_WHAT IS EXPECTED_:
Pick out the lines below with "湖南省财政厅" and list them.

━━━━━ SUPPLIED DATA

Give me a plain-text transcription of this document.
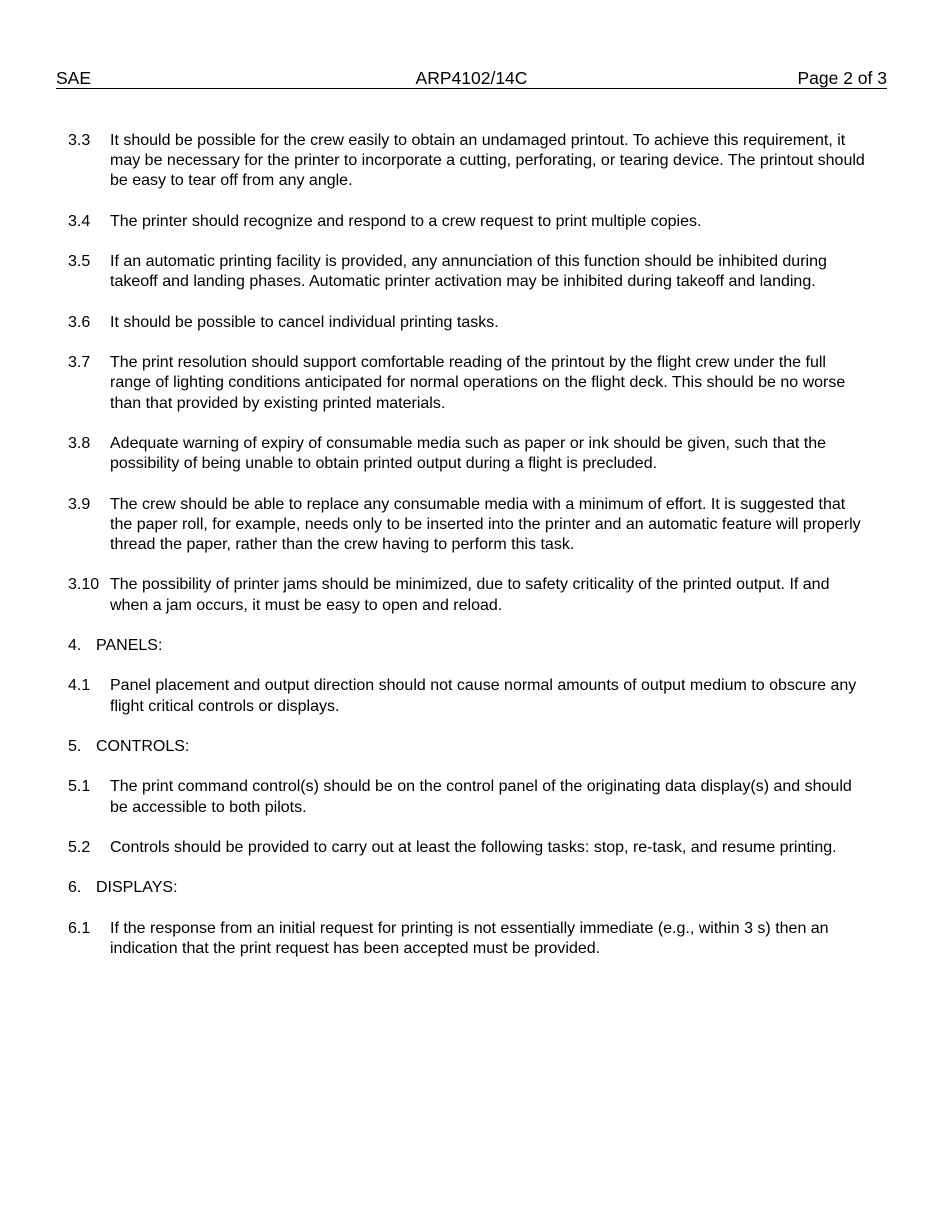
SAE	ARP4102/14C	Page 2 of 3
3.3	It should be possible for the crew easily to obtain an undamaged printout. To achieve this requirement, it may be necessary for the printer to incorporate a cutting, perforating, or tearing device. The printout should be easy to tear off from any angle.
3.4	The printer should recognize and respond to a crew request to print multiple copies.
3.5	If an automatic printing facility is provided, any annunciation of this function should be inhibited during takeoff and landing phases. Automatic printer activation may be inhibited during takeoff and landing.
3.6	It should be possible to cancel individual printing tasks.
3.7	The print resolution should support comfortable reading of the printout by the flight crew under the full range of lighting conditions anticipated for normal operations on the flight deck. This should be no worse than that provided by existing printed materials.
3.8	Adequate warning of expiry of consumable media such as paper or ink should be given, such that the possibility of being unable to obtain printed output during a flight is precluded.
3.9	The crew should be able to replace any consumable media with a minimum of effort. It is suggested that the paper roll, for example, needs only to be inserted into the printer and an automatic feature will properly thread the paper, rather than the crew having to perform this task.
3.10 The possibility of printer jams should be minimized, due to safety criticality of the printed output. If and when a jam occurs, it must be easy to open and reload.
4. PANELS:
4.1	Panel placement and output direction should not cause normal amounts of output medium to obscure any flight critical controls or displays.
5. CONTROLS:
5.1	The print command control(s) should be on the control panel of the originating data display(s) and should be accessible to both pilots.
5.2	Controls should be provided to carry out at least the following tasks: stop, re-task, and resume printing.
6. DISPLAYS:
6.1	If the response from an initial request for printing is not essentially immediate (e.g., within 3 s) then an indication that the print request has been accepted must be provided.
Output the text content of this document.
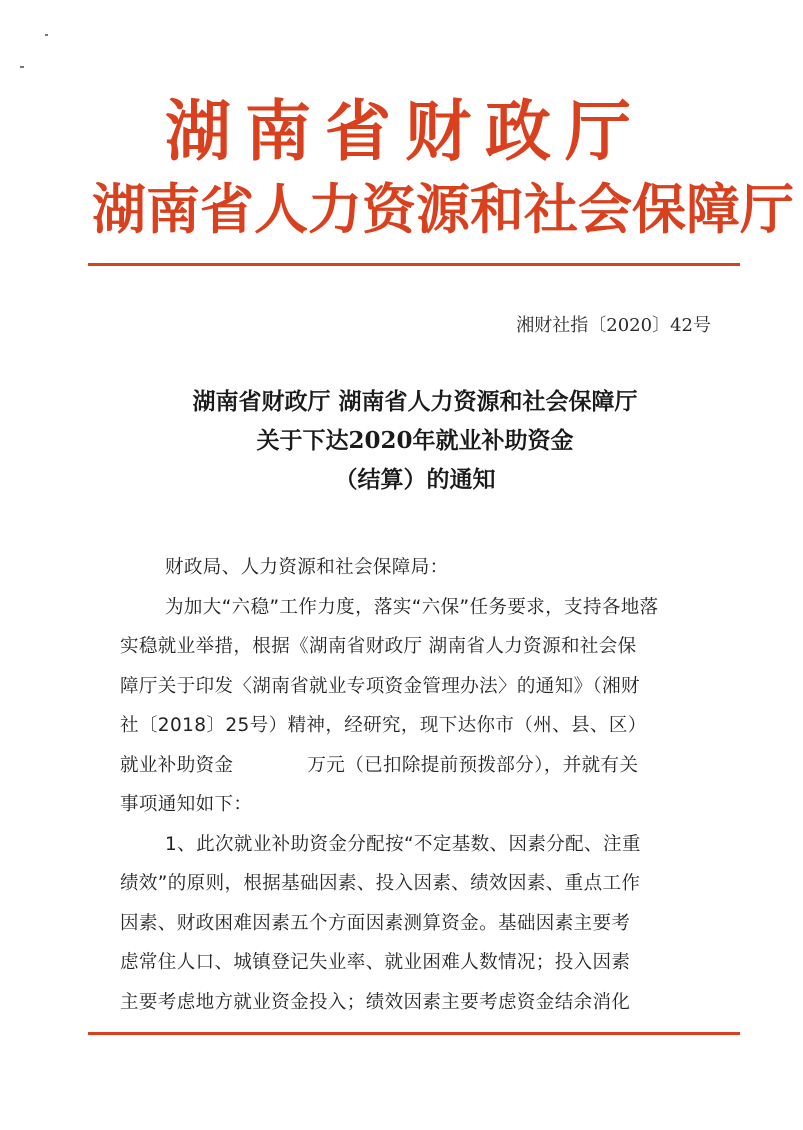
湖南省财政厅
湖南省人力资源和社会保障厅
湘财社指〔2020〕42号
湖南省财政厅 湖南省人力资源和社会保障厅
关于下达2020年就业补助资金
（结算）的通知
财政局、人力资源和社会保障局：
为加大“六稳”工作力度，落实“六保”任务要求，支持各地落
实稳就业举措，根据《湖南省财政厅 湖南省人力资源和社会保
障厅关于印发〈湖南省就业专项资金管理办法〉的通知》（湘财
社〔2018〕25号）精神，经研究，现下达你市（州、县、区）
就业补助资金	万元（已扣除提前预拨部分），并就有关
事项通知如下：
1、此次就业补助资金分配按“不定基数、因素分配、注重
绩效”的原则，根据基础因素、投入因素、绩效因素、重点工作
因素、财政困难因素五个方面因素测算资金。基础因素主要考
虑常住人口、城镇登记失业率、就业困难人数情况；投入因素
主要考虑地方就业资金投入；绩效因素主要考虑资金结余消化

━━━━━━━━━━

_SOLUTION TO THIS TASK_:
湖南省财政厅
湖南省财政厅 湖南省人力资源和社会保障厅
实稳就业举措，根据《湖南省财政厅 湖南省人力资源和社会保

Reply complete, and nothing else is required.